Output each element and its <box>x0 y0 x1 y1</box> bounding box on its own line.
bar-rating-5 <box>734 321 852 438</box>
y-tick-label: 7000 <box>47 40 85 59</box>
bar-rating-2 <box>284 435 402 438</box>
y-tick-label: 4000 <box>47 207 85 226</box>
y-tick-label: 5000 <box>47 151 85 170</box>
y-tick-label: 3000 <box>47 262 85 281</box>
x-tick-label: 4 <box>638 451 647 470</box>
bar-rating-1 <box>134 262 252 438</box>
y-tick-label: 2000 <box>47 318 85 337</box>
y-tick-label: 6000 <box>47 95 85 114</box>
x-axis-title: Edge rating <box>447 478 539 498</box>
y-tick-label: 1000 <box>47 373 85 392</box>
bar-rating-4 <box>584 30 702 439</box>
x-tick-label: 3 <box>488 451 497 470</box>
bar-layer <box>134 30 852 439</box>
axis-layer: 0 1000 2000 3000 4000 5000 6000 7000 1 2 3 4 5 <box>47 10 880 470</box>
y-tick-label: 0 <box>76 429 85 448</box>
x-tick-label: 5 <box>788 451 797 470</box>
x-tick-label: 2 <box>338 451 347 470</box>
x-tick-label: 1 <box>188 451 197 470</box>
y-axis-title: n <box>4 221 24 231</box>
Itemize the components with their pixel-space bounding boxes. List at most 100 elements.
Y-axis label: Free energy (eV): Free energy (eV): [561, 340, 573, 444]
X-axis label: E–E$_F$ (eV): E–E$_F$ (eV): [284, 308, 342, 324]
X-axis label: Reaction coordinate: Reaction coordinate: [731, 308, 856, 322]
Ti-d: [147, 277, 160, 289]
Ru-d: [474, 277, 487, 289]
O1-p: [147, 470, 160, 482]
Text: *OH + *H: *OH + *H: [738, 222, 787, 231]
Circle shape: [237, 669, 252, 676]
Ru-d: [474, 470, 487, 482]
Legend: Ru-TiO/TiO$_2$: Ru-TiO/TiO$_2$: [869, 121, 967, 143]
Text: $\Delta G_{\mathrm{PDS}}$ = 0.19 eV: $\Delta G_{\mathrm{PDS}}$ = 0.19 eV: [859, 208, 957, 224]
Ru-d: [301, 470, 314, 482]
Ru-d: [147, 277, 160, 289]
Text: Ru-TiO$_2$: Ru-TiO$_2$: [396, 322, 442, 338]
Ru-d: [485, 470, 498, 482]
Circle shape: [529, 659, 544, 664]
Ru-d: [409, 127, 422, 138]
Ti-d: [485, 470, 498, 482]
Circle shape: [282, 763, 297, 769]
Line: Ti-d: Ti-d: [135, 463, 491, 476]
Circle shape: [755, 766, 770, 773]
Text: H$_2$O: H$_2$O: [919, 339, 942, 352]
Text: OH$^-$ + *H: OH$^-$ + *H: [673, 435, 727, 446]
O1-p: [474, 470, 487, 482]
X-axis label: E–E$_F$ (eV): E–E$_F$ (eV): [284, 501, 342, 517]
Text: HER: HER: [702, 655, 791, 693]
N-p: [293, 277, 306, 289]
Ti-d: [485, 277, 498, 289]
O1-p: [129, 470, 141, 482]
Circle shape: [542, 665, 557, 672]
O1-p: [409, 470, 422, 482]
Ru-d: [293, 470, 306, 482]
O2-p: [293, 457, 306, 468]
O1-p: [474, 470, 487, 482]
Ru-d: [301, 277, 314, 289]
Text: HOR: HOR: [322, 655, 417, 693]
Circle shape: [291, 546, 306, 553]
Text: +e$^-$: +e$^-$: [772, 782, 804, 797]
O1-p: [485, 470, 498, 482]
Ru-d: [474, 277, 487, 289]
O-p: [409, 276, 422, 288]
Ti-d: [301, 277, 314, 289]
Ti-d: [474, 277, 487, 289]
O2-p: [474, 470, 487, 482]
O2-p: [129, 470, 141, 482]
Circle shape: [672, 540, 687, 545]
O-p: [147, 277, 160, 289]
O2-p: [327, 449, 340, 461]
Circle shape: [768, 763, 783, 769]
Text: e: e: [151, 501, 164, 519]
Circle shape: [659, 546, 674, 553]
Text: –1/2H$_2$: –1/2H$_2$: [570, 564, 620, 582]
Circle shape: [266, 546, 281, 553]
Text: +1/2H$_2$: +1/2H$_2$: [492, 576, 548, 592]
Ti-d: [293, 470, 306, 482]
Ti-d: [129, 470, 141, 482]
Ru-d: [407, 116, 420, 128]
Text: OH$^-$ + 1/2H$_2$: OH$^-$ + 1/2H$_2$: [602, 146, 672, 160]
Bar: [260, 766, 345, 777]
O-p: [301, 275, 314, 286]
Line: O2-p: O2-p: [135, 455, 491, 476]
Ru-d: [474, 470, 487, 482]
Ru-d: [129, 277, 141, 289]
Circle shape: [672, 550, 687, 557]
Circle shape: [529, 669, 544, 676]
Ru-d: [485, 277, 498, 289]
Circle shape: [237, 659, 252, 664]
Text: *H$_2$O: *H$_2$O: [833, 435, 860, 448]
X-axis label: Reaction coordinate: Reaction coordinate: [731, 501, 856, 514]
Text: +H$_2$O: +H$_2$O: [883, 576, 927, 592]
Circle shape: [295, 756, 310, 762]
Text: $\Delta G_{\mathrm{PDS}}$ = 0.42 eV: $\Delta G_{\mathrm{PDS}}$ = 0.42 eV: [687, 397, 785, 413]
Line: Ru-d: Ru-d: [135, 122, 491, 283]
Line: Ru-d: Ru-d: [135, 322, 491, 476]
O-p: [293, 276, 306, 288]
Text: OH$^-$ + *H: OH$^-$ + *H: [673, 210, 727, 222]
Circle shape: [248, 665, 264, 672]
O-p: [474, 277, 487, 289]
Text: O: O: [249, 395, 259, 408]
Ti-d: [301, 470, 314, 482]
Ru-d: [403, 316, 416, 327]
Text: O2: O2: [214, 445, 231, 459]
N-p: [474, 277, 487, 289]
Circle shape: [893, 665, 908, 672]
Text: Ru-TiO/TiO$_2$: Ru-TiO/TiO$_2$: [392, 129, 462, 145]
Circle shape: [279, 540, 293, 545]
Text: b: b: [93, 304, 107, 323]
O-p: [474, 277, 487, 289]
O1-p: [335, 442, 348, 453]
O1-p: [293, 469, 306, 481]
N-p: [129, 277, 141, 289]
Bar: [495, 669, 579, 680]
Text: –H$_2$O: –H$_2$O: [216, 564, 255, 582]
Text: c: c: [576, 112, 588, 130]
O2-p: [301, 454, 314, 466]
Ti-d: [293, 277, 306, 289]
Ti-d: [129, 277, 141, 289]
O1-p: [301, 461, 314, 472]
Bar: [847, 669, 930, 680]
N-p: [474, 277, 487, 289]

━━━━━━━━━━

_Problem_
Reproduce the listing above word for word, keeping every line and character unchanged.

_Solution_
Output each element and its <box>x0 y0 x1 y1</box> bounding box on its own line.
bar-rating-5 <box>734 321 852 438</box>
y-tick-label: 7000 <box>47 40 85 59</box>
bar-rating-2 <box>284 435 402 438</box>
y-tick-label: 4000 <box>47 207 85 226</box>
y-tick-label: 5000 <box>47 151 85 170</box>
y-tick-label: 3000 <box>47 262 85 281</box>
x-tick-label: 4 <box>638 451 647 470</box>
bar-rating-1 <box>134 262 252 438</box>
y-tick-label: 2000 <box>47 318 85 337</box>
y-tick-label: 6000 <box>47 95 85 114</box>
x-axis-title: Edge rating <box>447 478 539 498</box>
y-tick-label: 1000 <box>47 373 85 392</box>
bar-rating-4 <box>584 30 702 439</box>
x-tick-label: 3 <box>488 451 497 470</box>
bar-layer <box>134 30 852 439</box>
axis-layer: 0 1000 2000 3000 4000 5000 6000 7000 1 2 3 4 5 <box>47 10 880 470</box>
y-tick-label: 0 <box>76 429 85 448</box>
x-tick-label: 5 <box>788 451 797 470</box>
x-tick-label: 2 <box>338 451 347 470</box>
x-tick-label: 1 <box>188 451 197 470</box>
y-axis-title: n <box>4 221 24 231</box>
Itemize the components with their pixel-space bounding boxes. List at most 100 elements.
Y-axis label: Free energy (eV): Free energy (eV): [561, 340, 573, 444]
X-axis label: E–E$_F$ (eV): E–E$_F$ (eV): [284, 308, 342, 324]
X-axis label: Reaction coordinate: Reaction coordinate: [731, 308, 856, 322]
Ti-d: [147, 277, 160, 289]
Ru-d: [474, 277, 487, 289]
O1-p: [147, 470, 160, 482]
Text: *OH + *H: *OH + *H: [738, 222, 787, 231]
Circle shape: [237, 669, 252, 676]
Ru-d: [474, 470, 487, 482]
Legend: Ru-TiO/TiO$_2$: Ru-TiO/TiO$_2$: [869, 121, 967, 143]
Text: $\Delta G_{\mathrm{PDS}}$ = 0.19 eV: $\Delta G_{\mathrm{PDS}}$ = 0.19 eV: [859, 208, 957, 224]
Ru-d: [301, 470, 314, 482]
Ru-d: [147, 277, 160, 289]
Text: Ru-TiO$_2$: Ru-TiO$_2$: [396, 322, 442, 338]
Ru-d: [485, 470, 498, 482]
Circle shape: [529, 659, 544, 664]
Ru-d: [409, 127, 422, 138]
Ti-d: [485, 470, 498, 482]
Circle shape: [282, 763, 297, 769]
Line: Ti-d: Ti-d: [135, 463, 491, 476]
Circle shape: [755, 766, 770, 773]
Text: H$_2$O: H$_2$O: [919, 339, 942, 352]
Text: OH$^-$ + *H: OH$^-$ + *H: [673, 435, 727, 446]
O1-p: [474, 470, 487, 482]
X-axis label: E–E$_F$ (eV): E–E$_F$ (eV): [284, 501, 342, 517]
Text: HER: HER: [702, 655, 791, 693]
N-p: [293, 277, 306, 289]
Ti-d: [485, 277, 498, 289]
O1-p: [129, 470, 141, 482]
Circle shape: [542, 665, 557, 672]
O1-p: [409, 470, 422, 482]
Ru-d: [293, 470, 306, 482]
O2-p: [293, 457, 306, 468]
O1-p: [474, 470, 487, 482]
Ru-d: [301, 277, 314, 289]
Text: HOR: HOR: [322, 655, 417, 693]
Circle shape: [291, 546, 306, 553]
Text: +e$^-$: +e$^-$: [772, 782, 804, 797]
O1-p: [485, 470, 498, 482]
Ru-d: [474, 277, 487, 289]
O-p: [409, 276, 422, 288]
Ti-d: [301, 277, 314, 289]
Ti-d: [474, 277, 487, 289]
O2-p: [474, 470, 487, 482]
O2-p: [129, 470, 141, 482]
Circle shape: [672, 540, 687, 545]
O-p: [147, 277, 160, 289]
O2-p: [327, 449, 340, 461]
Circle shape: [768, 763, 783, 769]
Text: e: e: [151, 501, 164, 519]
Circle shape: [659, 546, 674, 553]
Text: –1/2H$_2$: –1/2H$_2$: [570, 564, 620, 582]
Circle shape: [266, 546, 281, 553]
Text: +1/2H$_2$: +1/2H$_2$: [492, 576, 548, 592]
Ti-d: [293, 470, 306, 482]
Ti-d: [129, 470, 141, 482]
Ru-d: [407, 116, 420, 128]
Text: OH$^-$ + 1/2H$_2$: OH$^-$ + 1/2H$_2$: [602, 146, 672, 160]
Bar: [260, 766, 345, 777]
O-p: [301, 275, 314, 286]
Line: O2-p: O2-p: [135, 455, 491, 476]
Ru-d: [474, 470, 487, 482]
Ru-d: [129, 277, 141, 289]
Circle shape: [672, 550, 687, 557]
Circle shape: [529, 669, 544, 676]
Ru-d: [485, 277, 498, 289]
Circle shape: [237, 659, 252, 664]
Text: *H$_2$O: *H$_2$O: [833, 435, 860, 448]
X-axis label: Reaction coordinate: Reaction coordinate: [731, 501, 856, 514]
Text: +H$_2$O: +H$_2$O: [883, 576, 927, 592]
Circle shape: [295, 756, 310, 762]
Text: $\Delta G_{\mathrm{PDS}}$ = 0.42 eV: $\Delta G_{\mathrm{PDS}}$ = 0.42 eV: [687, 397, 785, 413]
Line: Ru-d: Ru-d: [135, 122, 491, 283]
Line: Ru-d: Ru-d: [135, 322, 491, 476]
O-p: [293, 276, 306, 288]
Text: OH$^-$ + *H: OH$^-$ + *H: [673, 210, 727, 222]
Circle shape: [248, 665, 264, 672]
O-p: [474, 277, 487, 289]
Text: O: O: [249, 395, 259, 408]
Ti-d: [301, 470, 314, 482]
Ru-d: [403, 316, 416, 327]
Text: O2: O2: [214, 445, 231, 459]
N-p: [474, 277, 487, 289]
Circle shape: [893, 665, 908, 672]
Text: Ru-TiO/TiO$_2$: Ru-TiO/TiO$_2$: [392, 129, 462, 145]
Circle shape: [279, 540, 293, 545]
Text: b: b: [93, 304, 107, 323]
O-p: [474, 277, 487, 289]
O1-p: [335, 442, 348, 453]
O1-p: [293, 469, 306, 481]
N-p: [129, 277, 141, 289]
Bar: [495, 669, 579, 680]
Text: –H$_2$O: –H$_2$O: [216, 564, 255, 582]
Text: c: c: [576, 112, 588, 130]
O2-p: [301, 454, 314, 466]
Ti-d: [293, 277, 306, 289]
Ti-d: [129, 277, 141, 289]
O1-p: [301, 461, 314, 472]
Bar: [847, 669, 930, 680]
N-p: [474, 277, 487, 289]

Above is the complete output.